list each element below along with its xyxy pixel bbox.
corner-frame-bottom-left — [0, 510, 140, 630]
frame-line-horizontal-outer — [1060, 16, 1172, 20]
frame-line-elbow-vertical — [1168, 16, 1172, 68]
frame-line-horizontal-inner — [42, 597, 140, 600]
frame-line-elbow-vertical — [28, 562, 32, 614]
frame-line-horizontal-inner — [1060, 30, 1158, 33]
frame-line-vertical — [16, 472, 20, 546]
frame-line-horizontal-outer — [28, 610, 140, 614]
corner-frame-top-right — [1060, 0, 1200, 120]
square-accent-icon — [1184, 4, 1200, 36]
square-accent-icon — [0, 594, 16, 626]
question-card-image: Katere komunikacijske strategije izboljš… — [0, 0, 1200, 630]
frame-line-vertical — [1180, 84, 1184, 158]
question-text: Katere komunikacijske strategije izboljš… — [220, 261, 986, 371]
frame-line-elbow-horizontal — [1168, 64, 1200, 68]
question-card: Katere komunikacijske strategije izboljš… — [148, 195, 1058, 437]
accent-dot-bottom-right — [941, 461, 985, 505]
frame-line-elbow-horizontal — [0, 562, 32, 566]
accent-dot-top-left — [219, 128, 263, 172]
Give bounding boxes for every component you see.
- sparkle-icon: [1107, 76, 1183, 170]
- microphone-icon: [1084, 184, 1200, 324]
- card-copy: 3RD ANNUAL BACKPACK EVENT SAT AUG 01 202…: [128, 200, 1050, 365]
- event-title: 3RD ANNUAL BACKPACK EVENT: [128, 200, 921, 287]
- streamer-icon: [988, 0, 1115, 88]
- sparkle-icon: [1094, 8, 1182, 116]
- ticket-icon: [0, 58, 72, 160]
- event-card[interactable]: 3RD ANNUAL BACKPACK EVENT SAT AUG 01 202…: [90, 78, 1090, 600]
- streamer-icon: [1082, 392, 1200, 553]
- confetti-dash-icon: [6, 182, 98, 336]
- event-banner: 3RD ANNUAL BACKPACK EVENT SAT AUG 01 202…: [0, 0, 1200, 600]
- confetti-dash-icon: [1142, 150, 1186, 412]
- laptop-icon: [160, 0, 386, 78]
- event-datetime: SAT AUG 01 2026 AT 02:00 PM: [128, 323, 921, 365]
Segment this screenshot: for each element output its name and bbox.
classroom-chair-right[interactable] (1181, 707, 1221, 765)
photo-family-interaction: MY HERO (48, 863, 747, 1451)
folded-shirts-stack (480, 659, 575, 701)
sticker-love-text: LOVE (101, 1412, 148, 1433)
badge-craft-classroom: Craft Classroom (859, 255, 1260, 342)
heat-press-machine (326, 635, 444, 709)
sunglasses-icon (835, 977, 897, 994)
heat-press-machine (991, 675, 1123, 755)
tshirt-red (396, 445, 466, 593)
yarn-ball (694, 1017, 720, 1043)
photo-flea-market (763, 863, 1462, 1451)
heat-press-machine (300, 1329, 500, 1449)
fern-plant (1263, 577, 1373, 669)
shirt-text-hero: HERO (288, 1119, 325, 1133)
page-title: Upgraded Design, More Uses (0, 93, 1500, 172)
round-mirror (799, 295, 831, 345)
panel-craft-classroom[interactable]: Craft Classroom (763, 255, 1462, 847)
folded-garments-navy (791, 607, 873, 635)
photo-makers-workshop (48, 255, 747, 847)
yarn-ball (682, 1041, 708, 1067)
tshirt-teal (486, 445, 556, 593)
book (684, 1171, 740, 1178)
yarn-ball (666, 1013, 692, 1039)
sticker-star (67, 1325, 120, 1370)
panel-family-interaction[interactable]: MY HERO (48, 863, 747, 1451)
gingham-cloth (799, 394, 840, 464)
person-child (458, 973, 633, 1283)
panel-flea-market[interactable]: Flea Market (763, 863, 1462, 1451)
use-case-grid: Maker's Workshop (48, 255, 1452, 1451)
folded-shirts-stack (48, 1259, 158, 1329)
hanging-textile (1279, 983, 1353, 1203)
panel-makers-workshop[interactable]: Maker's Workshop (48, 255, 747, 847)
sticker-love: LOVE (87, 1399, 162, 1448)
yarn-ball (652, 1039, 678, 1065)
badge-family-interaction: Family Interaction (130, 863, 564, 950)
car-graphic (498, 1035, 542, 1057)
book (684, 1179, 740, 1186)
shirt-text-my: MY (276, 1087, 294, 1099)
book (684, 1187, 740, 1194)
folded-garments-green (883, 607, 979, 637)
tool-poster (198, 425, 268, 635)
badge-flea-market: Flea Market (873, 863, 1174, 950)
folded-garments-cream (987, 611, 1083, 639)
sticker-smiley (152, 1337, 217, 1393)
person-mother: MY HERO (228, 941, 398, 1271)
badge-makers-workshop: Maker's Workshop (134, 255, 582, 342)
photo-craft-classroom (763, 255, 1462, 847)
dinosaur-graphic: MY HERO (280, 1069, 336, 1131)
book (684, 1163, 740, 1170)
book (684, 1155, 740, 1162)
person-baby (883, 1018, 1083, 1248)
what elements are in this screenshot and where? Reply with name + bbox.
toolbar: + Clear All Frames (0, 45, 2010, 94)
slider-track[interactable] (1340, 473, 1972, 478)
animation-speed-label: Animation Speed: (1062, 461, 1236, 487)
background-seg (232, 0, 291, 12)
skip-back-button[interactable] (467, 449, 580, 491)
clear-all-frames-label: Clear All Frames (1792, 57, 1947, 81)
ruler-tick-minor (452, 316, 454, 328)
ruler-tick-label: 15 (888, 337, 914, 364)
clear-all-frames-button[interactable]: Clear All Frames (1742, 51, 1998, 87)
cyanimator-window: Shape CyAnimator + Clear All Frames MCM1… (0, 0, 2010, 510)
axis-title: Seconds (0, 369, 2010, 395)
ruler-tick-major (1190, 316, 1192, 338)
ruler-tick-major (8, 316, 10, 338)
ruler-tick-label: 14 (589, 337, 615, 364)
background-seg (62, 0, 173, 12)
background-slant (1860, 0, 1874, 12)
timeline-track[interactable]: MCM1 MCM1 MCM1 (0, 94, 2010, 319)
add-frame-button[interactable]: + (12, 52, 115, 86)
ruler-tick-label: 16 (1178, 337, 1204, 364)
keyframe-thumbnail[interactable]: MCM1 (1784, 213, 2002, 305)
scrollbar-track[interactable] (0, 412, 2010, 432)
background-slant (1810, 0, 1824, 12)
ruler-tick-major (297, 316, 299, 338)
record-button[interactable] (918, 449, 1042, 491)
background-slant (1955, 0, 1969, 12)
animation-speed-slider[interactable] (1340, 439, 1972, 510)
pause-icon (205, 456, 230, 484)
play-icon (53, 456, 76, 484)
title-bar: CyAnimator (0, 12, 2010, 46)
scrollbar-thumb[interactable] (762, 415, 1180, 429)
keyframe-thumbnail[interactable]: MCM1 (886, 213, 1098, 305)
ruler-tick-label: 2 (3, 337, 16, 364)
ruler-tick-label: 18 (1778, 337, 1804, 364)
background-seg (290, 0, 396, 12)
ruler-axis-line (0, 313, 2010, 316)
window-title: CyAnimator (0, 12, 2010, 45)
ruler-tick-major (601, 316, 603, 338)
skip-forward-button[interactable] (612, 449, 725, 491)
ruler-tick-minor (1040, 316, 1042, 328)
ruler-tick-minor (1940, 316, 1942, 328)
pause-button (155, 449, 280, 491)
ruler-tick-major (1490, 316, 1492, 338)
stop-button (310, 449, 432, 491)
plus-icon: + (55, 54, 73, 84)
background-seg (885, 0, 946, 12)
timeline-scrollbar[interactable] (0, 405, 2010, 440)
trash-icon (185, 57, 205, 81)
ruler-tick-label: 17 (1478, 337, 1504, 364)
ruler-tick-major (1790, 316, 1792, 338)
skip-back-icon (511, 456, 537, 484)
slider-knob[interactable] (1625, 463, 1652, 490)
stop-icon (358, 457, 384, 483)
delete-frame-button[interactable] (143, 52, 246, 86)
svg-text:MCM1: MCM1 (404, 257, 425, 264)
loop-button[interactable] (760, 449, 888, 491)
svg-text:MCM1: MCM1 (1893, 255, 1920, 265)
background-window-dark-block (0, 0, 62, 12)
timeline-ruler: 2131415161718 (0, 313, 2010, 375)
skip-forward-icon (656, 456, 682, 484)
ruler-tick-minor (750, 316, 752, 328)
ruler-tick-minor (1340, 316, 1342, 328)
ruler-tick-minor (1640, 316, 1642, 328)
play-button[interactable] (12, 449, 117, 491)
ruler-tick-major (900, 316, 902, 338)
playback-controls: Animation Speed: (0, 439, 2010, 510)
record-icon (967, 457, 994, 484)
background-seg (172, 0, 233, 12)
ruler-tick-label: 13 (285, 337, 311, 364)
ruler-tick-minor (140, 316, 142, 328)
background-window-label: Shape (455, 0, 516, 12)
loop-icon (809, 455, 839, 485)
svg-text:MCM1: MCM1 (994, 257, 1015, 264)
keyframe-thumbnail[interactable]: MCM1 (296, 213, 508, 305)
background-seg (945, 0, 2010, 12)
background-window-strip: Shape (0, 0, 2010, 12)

==========

Can you repeat the items verbatim, from the very first line through the line that contains "- confetti-dash-icon: [1142, 150, 1186, 412]", with that line included?

WRITTEN RESPONSE ▸
list each element below along with its xyxy pixel bbox.
corner-frame-bottom-left — [0, 510, 140, 630]
frame-line-horizontal-outer — [1060, 16, 1172, 20]
frame-line-elbow-vertical — [1168, 16, 1172, 68]
frame-line-horizontal-inner — [42, 597, 140, 600]
frame-line-elbow-vertical — [28, 562, 32, 614]
frame-line-horizontal-inner — [1060, 30, 1158, 33]
frame-line-vertical — [16, 472, 20, 546]
frame-line-horizontal-outer — [28, 610, 140, 614]
corner-frame-top-right — [1060, 0, 1200, 120]
square-accent-icon — [1184, 4, 1200, 36]
square-accent-icon — [0, 594, 16, 626]
question-card-image: Katere komunikacijske strategije izboljš… — [0, 0, 1200, 630]
frame-line-vertical — [1180, 84, 1184, 158]
question-text: Katere komunikacijske strategije izboljš… — [220, 261, 986, 371]
frame-line-elbow-horizontal — [1168, 64, 1200, 68]
question-card: Katere komunikacijske strategije izboljš… — [148, 195, 1058, 437]
accent-dot-bottom-right — [941, 461, 985, 505]
frame-line-elbow-horizontal — [0, 562, 32, 566]
accent-dot-top-left — [219, 128, 263, 172]
Give bounding boxes for every component you see.
- sparkle-icon: [1107, 76, 1183, 170]
- microphone-icon: [1084, 184, 1200, 324]
- card-copy: 3RD ANNUAL BACKPACK EVENT SAT AUG 01 202…: [128, 200, 1050, 365]
- event-title: 3RD ANNUAL BACKPACK EVENT: [128, 200, 921, 287]
- streamer-icon: [988, 0, 1115, 88]
- sparkle-icon: [1094, 8, 1182, 116]
- ticket-icon: [0, 58, 72, 160]
- event-card[interactable]: 3RD ANNUAL BACKPACK EVENT SAT AUG 01 202…: [90, 78, 1090, 600]
- streamer-icon: [1082, 392, 1200, 553]
- confetti-dash-icon: [6, 182, 98, 336]
- event-banner: 3RD ANNUAL BACKPACK EVENT SAT AUG 01 202…: [0, 0, 1200, 600]
- confetti-dash-icon: [1142, 150, 1186, 412]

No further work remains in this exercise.